## WHAT TO DO:
Select every line below containing the word "screenshot".

## EXERCISE INPUT:
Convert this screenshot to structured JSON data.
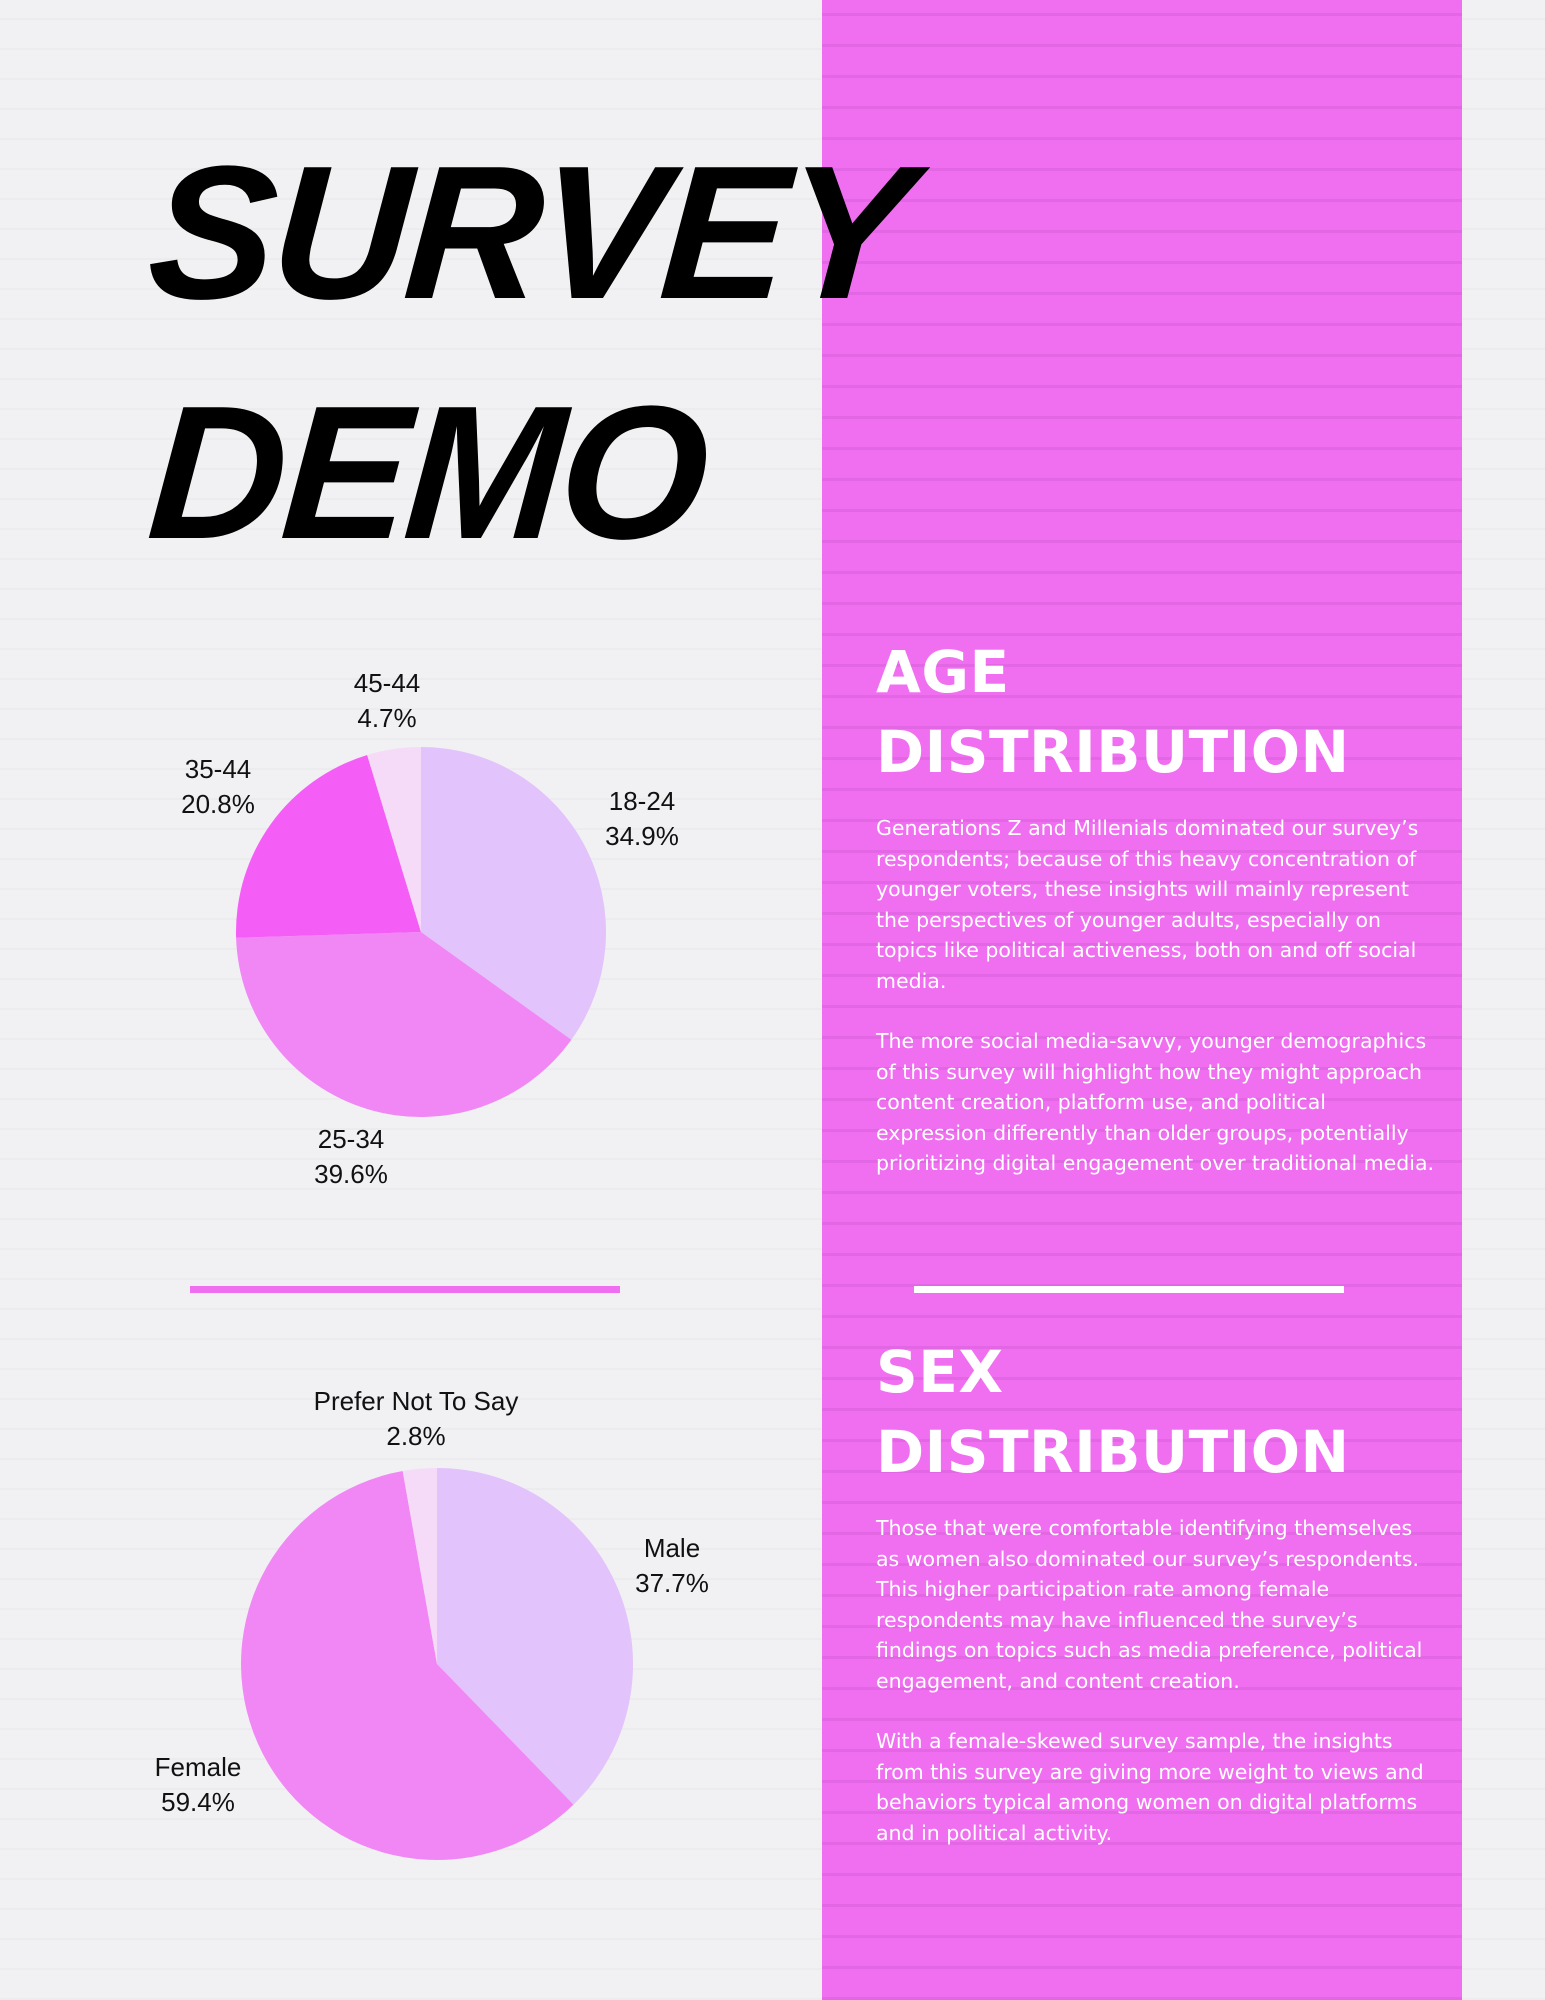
{
  "title": {
    "line1": "SURVEY",
    "line2": "DEMO"
  },
  "colors": {
    "accent": "#ef6ff0",
    "slice_light_lavender": "#e2c3fb",
    "slice_pink": "#f186f5",
    "slice_magenta": "#f55ef6",
    "slice_pale": "#f6dbf8"
  },
  "age_section": {
    "heading_line1": "AGE",
    "heading_line2": "DISTRIBUTION",
    "paragraph1": "Generations Z and Millenials dominated our survey’s respondents; because of this heavy concentration of younger voters, these insights will mainly represent the perspectives of younger adults, especially on topics like political activeness, both on and off social media.",
    "paragraph2": "The more social media-savvy, younger demographics of this survey will highlight how they might approach content creation, platform use, and political expression differently than older groups, potentially prioritizing digital engagement over traditional media."
  },
  "sex_section": {
    "heading_line1": "SEX",
    "heading_line2": "DISTRIBUTION",
    "paragraph1": "Those that were comfortable identifying themselves as women also dominated our survey’s respondents. This higher participation rate among female respondents may have influenced the survey’s findings on topics such as media preference, political engagement, and content creation.",
    "paragraph2": "With a female-skewed survey sample, the insights from this survey are giving more weight to views and behaviors typical among women on digital platforms and in political activity."
  },
  "chart_data": [
    {
      "type": "pie",
      "title": "",
      "categories": [
        "18-24",
        "25-34",
        "35-44",
        "45-44"
      ],
      "values": [
        34.9,
        39.6,
        20.8,
        4.7
      ],
      "labels": [
        "34.9%",
        "39.6%",
        "20.8%",
        "4.7%"
      ],
      "colors": [
        "#e2c3fb",
        "#f186f5",
        "#f55ef6",
        "#f6dbf8"
      ]
    },
    {
      "type": "pie",
      "title": "",
      "categories": [
        "Male",
        "Female",
        "Prefer Not To Say"
      ],
      "values": [
        37.7,
        59.4,
        2.8
      ],
      "labels": [
        "37.7%",
        "59.4%",
        "2.8%"
      ],
      "colors": [
        "#e2c3fb",
        "#f186f5",
        "#f6dbf8"
      ]
    }
  ]
}
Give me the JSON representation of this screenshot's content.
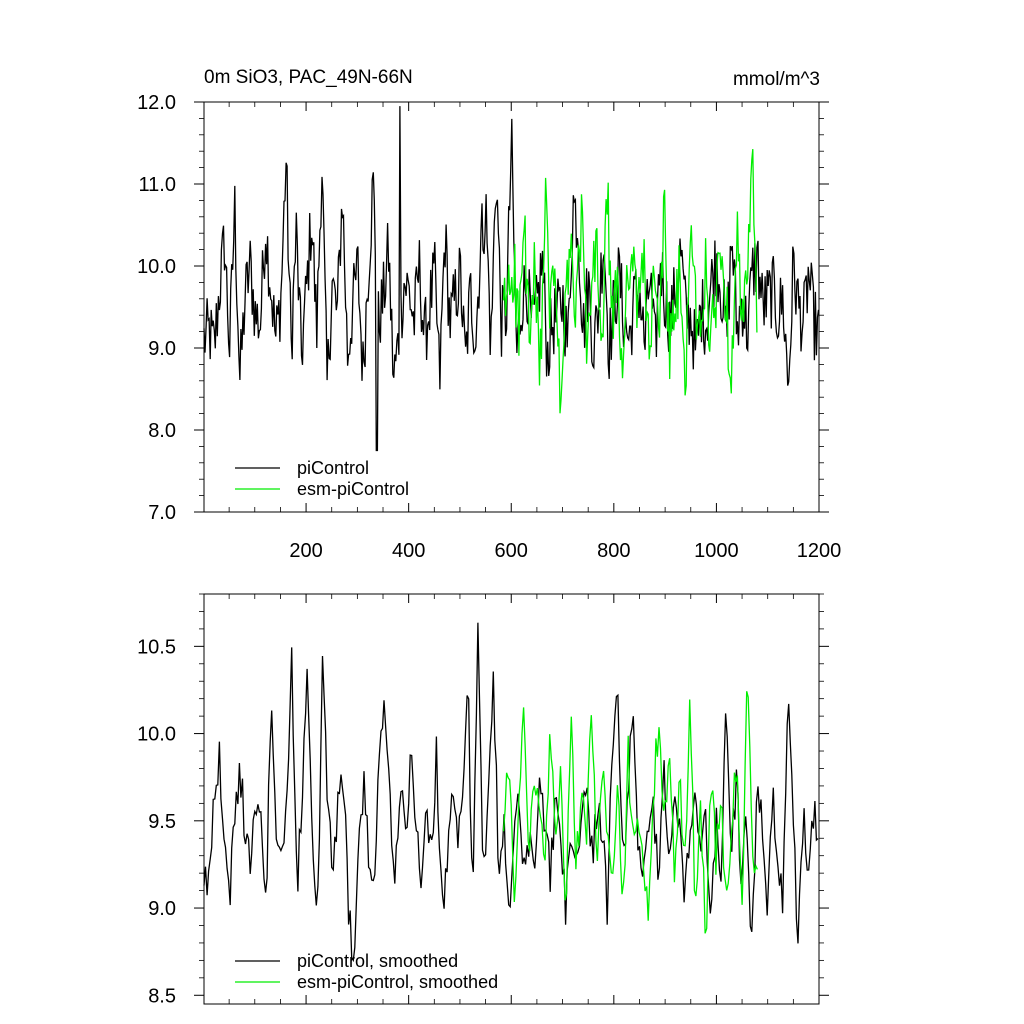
{
  "chart_data": [
    {
      "type": "line",
      "title": "0m SiO3, PAC_49N-66N",
      "units": "mmol/m^3",
      "xlabel": "",
      "ylabel": "",
      "xlim": [
        1,
        1200
      ],
      "ylim": [
        7.0,
        12.0
      ],
      "x_ticks": [
        200,
        400,
        600,
        800,
        1000,
        1200
      ],
      "x_tick_labels": [
        "200",
        "400",
        "600",
        "800",
        "1000",
        "1200"
      ],
      "y_ticks": [
        7.0,
        8.0,
        9.0,
        10.0,
        11.0,
        12.0
      ],
      "y_tick_labels": [
        "7.0",
        "8.0",
        "9.0",
        "10.0",
        "11.0",
        "12.0"
      ],
      "grid": false,
      "legend_position": "bottom-left",
      "series": [
        {
          "name": "piControl",
          "color": "#000000",
          "x_start": 1,
          "x_end": 1200,
          "mean": 9.5,
          "std": 0.55,
          "values": [
            9.1,
            9.2,
            9.0,
            9.7,
            10.3,
            9.0,
            10.7,
            8.6,
            9.6,
            10.0,
            9.4,
            9.3,
            10.5,
            9.8,
            9.1,
            9.6,
            11.3,
            9.0,
            10.4,
            8.9,
            9.7,
            10.6,
            9.2,
            11.3,
            8.5,
            9.8,
            9.4,
            10.9,
            8.9,
            9.5,
            10.0,
            8.7,
            9.9,
            11.0,
            9.3,
            9.6,
            10.2,
            8.6,
            9.1,
            9.8,
            9.7,
            9.3,
            10.0,
            9.1,
            9.5,
            9.9,
            8.6,
            10.4,
            9.3,
            9.6,
            9.9,
            8.8,
            9.7,
            9.1,
            10.3,
            10.7,
            9.0,
            11.2,
            9.3,
            9.4,
            11.5,
            8.9,
            9.6,
            9.8,
            9.2,
            9.5,
            10.1,
            8.9,
            9.3,
            9.4,
            9.6,
            9.0,
            10.8,
            10.5,
            9.2,
            9.8,
            9.0,
            9.5,
            10.4,
            9.0,
            9.5,
            9.9,
            9.3,
            9.1,
            9.6,
            9.7,
            9.0,
            9.9,
            8.9,
            10.1,
            9.6,
            9.3,
            9.7,
            10.2,
            9.4,
            9.4,
            8.9,
            9.5,
            9.3,
            9.8,
            10.1,
            9.7,
            9.1,
            10.4,
            9.2,
            9.6,
            9.2,
            9.9,
            10.1,
            9.5,
            9.6,
            9.7,
            9.4,
            9.6,
            8.5,
            10.0,
            9.5,
            9.3,
            9.9,
            9.3,
            9.2
          ],
          "annotations": {
            "max": [
              383,
              11.95
            ],
            "min": [
              338,
              7.75
            ]
          }
        },
        {
          "name": "esm-piControl",
          "color": "#00ee00",
          "x_start": 585,
          "x_end": 1080,
          "mean": 9.45,
          "std": 0.6,
          "values": [
            9.4,
            9.8,
            10.0,
            9.2,
            10.5,
            9.0,
            9.9,
            8.6,
            10.8,
            9.4,
            10.1,
            8.1,
            9.6,
            10.2,
            9.3,
            10.7,
            9.0,
            9.6,
            10.3,
            8.9,
            10.9,
            9.3,
            9.7,
            8.7,
            10.2,
            9.9,
            9.4,
            10.3,
            8.9,
            9.7,
            9.2,
            10.7,
            9.0,
            9.3,
            9.9,
            8.5,
            10.4,
            9.6,
            9.0,
            10.1,
            8.9,
            9.7,
            10.3,
            9.4,
            8.8,
            10.5,
            9.3,
            9.6,
            11.4,
            8.9
          ]
        }
      ]
    },
    {
      "type": "line",
      "title": "",
      "xlabel": "",
      "ylabel": "",
      "xlim": [
        1,
        1200
      ],
      "ylim": [
        8.45,
        10.8
      ],
      "x_ticks": [
        200,
        400,
        600,
        800,
        1000,
        1200
      ],
      "y_ticks": [
        8.5,
        9.0,
        9.5,
        10.0,
        10.5
      ],
      "y_tick_labels": [
        "8.5",
        "9.0",
        "9.5",
        "10.0",
        "10.5"
      ],
      "grid": false,
      "legend_position": "bottom-left",
      "series": [
        {
          "name": "piControl, smoothed",
          "color": "#000000",
          "x_start": 1,
          "x_end": 1200,
          "values": [
            9.1,
            9.2,
            9.6,
            9.9,
            9.3,
            9.1,
            9.5,
            9.8,
            9.4,
            9.3,
            9.5,
            9.6,
            9.0,
            10.3,
            9.4,
            9.2,
            9.7,
            10.4,
            9.1,
            9.6,
            10.45,
            9.3,
            9.0,
            10.45,
            9.5,
            9.2,
            9.6,
            9.8,
            9.0,
            8.55,
            9.5,
            9.7,
            9.2,
            9.1,
            10.0,
            10.1,
            9.6,
            9.2,
            9.7,
            9.4,
            9.9,
            9.5,
            9.1,
            9.6,
            9.3,
            9.9,
            9.0,
            9.2,
            9.7,
            9.4,
            9.5,
            10.4,
            9.0,
            10.6,
            9.1,
            9.6,
            10.4,
            9.2,
            9.5,
            9.0,
            9.5,
            9.6,
            9.2,
            9.4,
            9.3,
            9.8,
            9.5,
            9.2,
            9.6,
            9.4,
            9.0,
            9.5,
            9.2,
            9.6,
            9.7,
            9.3,
            9.5,
            9.5,
            9.0,
            10.0,
            10.2,
            9.3,
            9.6,
            10.2,
            9.4,
            9.2,
            9.5,
            9.6,
            9.1,
            9.8,
            9.3,
            9.7,
            9.5,
            9.0,
            9.4,
            9.7,
            9.3,
            9.6,
            8.9,
            9.5,
            9.2,
            10.1,
            9.3,
            9.7,
            9.2,
            9.5,
            8.8,
            9.6,
            9.5,
            9.0,
            9.7,
            9.3,
            9.0,
            10.3,
            9.5,
            8.8,
            9.6,
            9.2,
            9.5,
            9.5
          ]
        },
        {
          "name": "esm-piControl, smoothed",
          "color": "#00ee00",
          "x_start": 585,
          "x_end": 1080,
          "values": [
            9.4,
            9.9,
            9.1,
            9.6,
            10.1,
            9.3,
            9.8,
            9.6,
            9.2,
            10.0,
            9.5,
            9.7,
            9.0,
            10.1,
            9.3,
            9.6,
            9.4,
            10.25,
            9.2,
            9.8,
            9.5,
            9.1,
            9.7,
            8.9,
            9.9,
            9.4,
            9.6,
            9.2,
            8.9,
            9.7,
            10.1,
            9.5,
            9.8,
            9.2,
            9.7,
            9.3,
            10.2,
            9.0,
            9.6,
            8.8,
            9.8,
            9.3,
            9.6,
            9.0,
            9.5,
            9.9,
            8.9,
            10.3,
            9.4,
            9.2
          ]
        }
      ]
    }
  ]
}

## EXERCISE SOLUTION:
Convert this screenshot to structured JSON data.
Give me the JSON representation of this screenshot's content.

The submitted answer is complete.